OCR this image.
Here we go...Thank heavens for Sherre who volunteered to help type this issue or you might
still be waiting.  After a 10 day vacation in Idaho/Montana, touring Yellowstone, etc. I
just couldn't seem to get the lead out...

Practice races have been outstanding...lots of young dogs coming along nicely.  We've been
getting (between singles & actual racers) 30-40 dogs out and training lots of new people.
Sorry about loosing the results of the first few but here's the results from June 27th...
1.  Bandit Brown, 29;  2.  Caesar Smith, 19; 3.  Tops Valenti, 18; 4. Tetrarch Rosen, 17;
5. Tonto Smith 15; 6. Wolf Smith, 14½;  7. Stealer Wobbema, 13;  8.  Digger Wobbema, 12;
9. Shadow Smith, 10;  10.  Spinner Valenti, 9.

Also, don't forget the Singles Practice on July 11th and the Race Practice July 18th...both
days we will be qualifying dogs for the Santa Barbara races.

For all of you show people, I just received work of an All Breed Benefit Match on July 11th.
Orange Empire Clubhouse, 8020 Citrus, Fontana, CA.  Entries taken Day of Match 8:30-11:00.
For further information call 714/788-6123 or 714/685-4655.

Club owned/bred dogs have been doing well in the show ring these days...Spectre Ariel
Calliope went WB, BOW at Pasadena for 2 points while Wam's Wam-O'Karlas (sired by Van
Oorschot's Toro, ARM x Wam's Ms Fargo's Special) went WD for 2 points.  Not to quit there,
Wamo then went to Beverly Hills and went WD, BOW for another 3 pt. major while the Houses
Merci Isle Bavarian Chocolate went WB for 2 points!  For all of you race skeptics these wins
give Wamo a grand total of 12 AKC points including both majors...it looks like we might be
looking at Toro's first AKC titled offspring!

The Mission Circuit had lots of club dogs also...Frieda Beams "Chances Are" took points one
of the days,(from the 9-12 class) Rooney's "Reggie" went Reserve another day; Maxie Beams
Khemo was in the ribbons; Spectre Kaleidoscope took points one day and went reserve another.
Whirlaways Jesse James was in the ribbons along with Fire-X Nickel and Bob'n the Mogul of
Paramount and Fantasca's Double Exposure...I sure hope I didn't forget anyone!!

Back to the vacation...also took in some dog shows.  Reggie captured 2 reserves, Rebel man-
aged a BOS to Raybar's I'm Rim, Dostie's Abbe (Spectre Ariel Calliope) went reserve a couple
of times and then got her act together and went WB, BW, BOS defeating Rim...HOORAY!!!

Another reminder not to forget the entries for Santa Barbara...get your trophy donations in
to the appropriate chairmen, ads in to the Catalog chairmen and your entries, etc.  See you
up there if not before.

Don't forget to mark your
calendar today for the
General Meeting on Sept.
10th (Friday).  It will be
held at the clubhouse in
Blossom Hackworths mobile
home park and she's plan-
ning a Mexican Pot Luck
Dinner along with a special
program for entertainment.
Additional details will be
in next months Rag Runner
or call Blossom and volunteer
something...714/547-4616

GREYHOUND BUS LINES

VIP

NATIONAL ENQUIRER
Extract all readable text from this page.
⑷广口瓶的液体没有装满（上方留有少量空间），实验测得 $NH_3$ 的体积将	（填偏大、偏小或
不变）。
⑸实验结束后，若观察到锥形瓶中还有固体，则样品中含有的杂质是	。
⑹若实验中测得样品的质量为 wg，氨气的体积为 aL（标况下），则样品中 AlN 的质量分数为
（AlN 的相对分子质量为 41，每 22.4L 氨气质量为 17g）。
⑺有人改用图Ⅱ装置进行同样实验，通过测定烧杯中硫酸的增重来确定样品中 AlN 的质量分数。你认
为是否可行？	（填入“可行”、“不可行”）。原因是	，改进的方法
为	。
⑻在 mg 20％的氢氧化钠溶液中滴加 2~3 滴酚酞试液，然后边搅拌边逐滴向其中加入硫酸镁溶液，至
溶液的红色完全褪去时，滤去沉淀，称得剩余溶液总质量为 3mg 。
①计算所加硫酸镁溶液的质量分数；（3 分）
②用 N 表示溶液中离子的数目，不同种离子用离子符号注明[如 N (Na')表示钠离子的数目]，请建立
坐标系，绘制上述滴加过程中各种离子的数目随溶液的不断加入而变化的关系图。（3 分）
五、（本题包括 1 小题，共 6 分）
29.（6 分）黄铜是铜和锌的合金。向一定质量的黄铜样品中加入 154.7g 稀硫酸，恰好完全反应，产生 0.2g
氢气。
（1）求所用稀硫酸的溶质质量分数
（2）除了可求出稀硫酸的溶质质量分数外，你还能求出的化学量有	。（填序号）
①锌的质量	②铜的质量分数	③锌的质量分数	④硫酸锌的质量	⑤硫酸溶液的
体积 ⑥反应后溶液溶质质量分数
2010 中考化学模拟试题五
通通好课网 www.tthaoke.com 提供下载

= = = = = = =

## Stated goal
Print out the whole listing exactly as it appears.

## Task solution
OCR this image.
Here we go...Thank heavens for Sherre who volunteered to help type this issue or you might
still be waiting.  After a 10 day vacation in Idaho/Montana, touring Yellowstone, etc. I
just couldn't seem to get the lead out...

Practice races have been outstanding...lots of young dogs coming along nicely.  We've been
getting (between singles & actual racers) 30-40 dogs out and training lots of new people.
Sorry about loosing the results of the first few but here's the results from June 27th...
1.  Bandit Brown, 29;  2.  Caesar Smith, 19; 3.  Tops Valenti, 18; 4. Tetrarch Rosen, 17;
5. Tonto Smith 15; 6. Wolf Smith, 14½;  7. Stealer Wobbema, 13;  8.  Digger Wobbema, 12;
9. Shadow Smith, 10;  10.  Spinner Valenti, 9.

Also, don't forget the Singles Practice on July 11th and the Race Practice July 18th...both
days we will be qualifying dogs for the Santa Barbara races.

For all of you show people, I just received work of an All Breed Benefit Match on July 11th.
Orange Empire Clubhouse, 8020 Citrus, Fontana, CA.  Entries taken Day of Match 8:30-11:00.
For further information call 714/788-6123 or 714/685-4655.

Club owned/bred dogs have been doing well in the show ring these days...Spectre Ariel
Calliope went WB, BOW at Pasadena for 2 points while Wam's Wam-O'Karlas (sired by Van
Oorschot's Toro, ARM x Wam's Ms Fargo's Special) went WD for 2 points.  Not to quit there,
Wamo then went to Beverly Hills and went WD, BOW for another 3 pt. major while the Houses
Merci Isle Bavarian Chocolate went WB for 2 points!  For all of you race skeptics these wins
give Wamo a grand total of 12 AKC points including both majors...it looks like we might be
looking at Toro's first AKC titled offspring!

The Mission Circuit had lots of club dogs also...Frieda Beams "Chances Are" took points one
of the days,(from the 9-12 class) Rooney's "Reggie" went Reserve another day; Maxie Beams
Khemo was in the ribbons; Spectre Kaleidoscope took points one day and went reserve another.
Whirlaways Jesse James was in the ribbons along with Fire-X Nickel and Bob'n the Mogul of
Paramount and Fantasca's Double Exposure...I sure hope I didn't forget anyone!!

Back to the vacation...also took in some dog shows.  Reggie captured 2 reserves, Rebel man-
aged a BOS to Raybar's I'm Rim, Dostie's Abbe (Spectre Ariel Calliope) went reserve a couple
of times and then got her act together and went WB, BW, BOS defeating Rim...HOORAY!!!

Another reminder not to forget the entries for Santa Barbara...get your trophy donations in
to the appropriate chairmen, ads in to the Catalog chairmen and your entries, etc.  See you
up there if not before.

Don't forget to mark your
calendar today for the
General Meeting on Sept.
10th (Friday).  It will be
held at the clubhouse in
Blossom Hackworths mobile
home park and she's plan-
ning a Mexican Pot Luck
Dinner along with a special
program for entertainment.
Additional details will be
in next months Rag Runner
or call Blossom and volunteer
something...714/547-4616

GREYHOUND BUS LINES

VIP

NATIONAL ENQUIRER
Extract all readable text from this page.
⑷广口瓶的液体没有装满（上方留有少量空间），实验测得 $NH_3$ 的体积将	（填偏大、偏小或
不变）。
⑸实验结束后，若观察到锥形瓶中还有固体，则样品中含有的杂质是	。
⑹若实验中测得样品的质量为 wg，氨气的体积为 aL（标况下），则样品中 AlN 的质量分数为
（AlN 的相对分子质量为 41，每 22.4L 氨气质量为 17g）。
⑺有人改用图Ⅱ装置进行同样实验，通过测定烧杯中硫酸的增重来确定样品中 AlN 的质量分数。你认
为是否可行？	（填入“可行”、“不可行”）。原因是	，改进的方法
为	。
⑻在 mg 20％的氢氧化钠溶液中滴加 2~3 滴酚酞试液，然后边搅拌边逐滴向其中加入硫酸镁溶液，至
溶液的红色完全褪去时，滤去沉淀，称得剩余溶液总质量为 3mg 。
①计算所加硫酸镁溶液的质量分数；（3 分）
②用 N 表示溶液中离子的数目，不同种离子用离子符号注明[如 N (Na')表示钠离子的数目]，请建立
坐标系，绘制上述滴加过程中各种离子的数目随溶液的不断加入而变化的关系图。（3 分）
五、（本题包括 1 小题，共 6 分）
29.（6 分）黄铜是铜和锌的合金。向一定质量的黄铜样品中加入 154.7g 稀硫酸，恰好完全反应，产生 0.2g
氢气。
（1）求所用稀硫酸的溶质质量分数
（2）除了可求出稀硫酸的溶质质量分数外，你还能求出的化学量有	。（填序号）
①锌的质量	②铜的质量分数	③锌的质量分数	④硫酸锌的质量	⑤硫酸溶液的
体积 ⑥反应后溶液溶质质量分数
2010 中考化学模拟试题五
通通好课网 www.tthaoke.com 提供下载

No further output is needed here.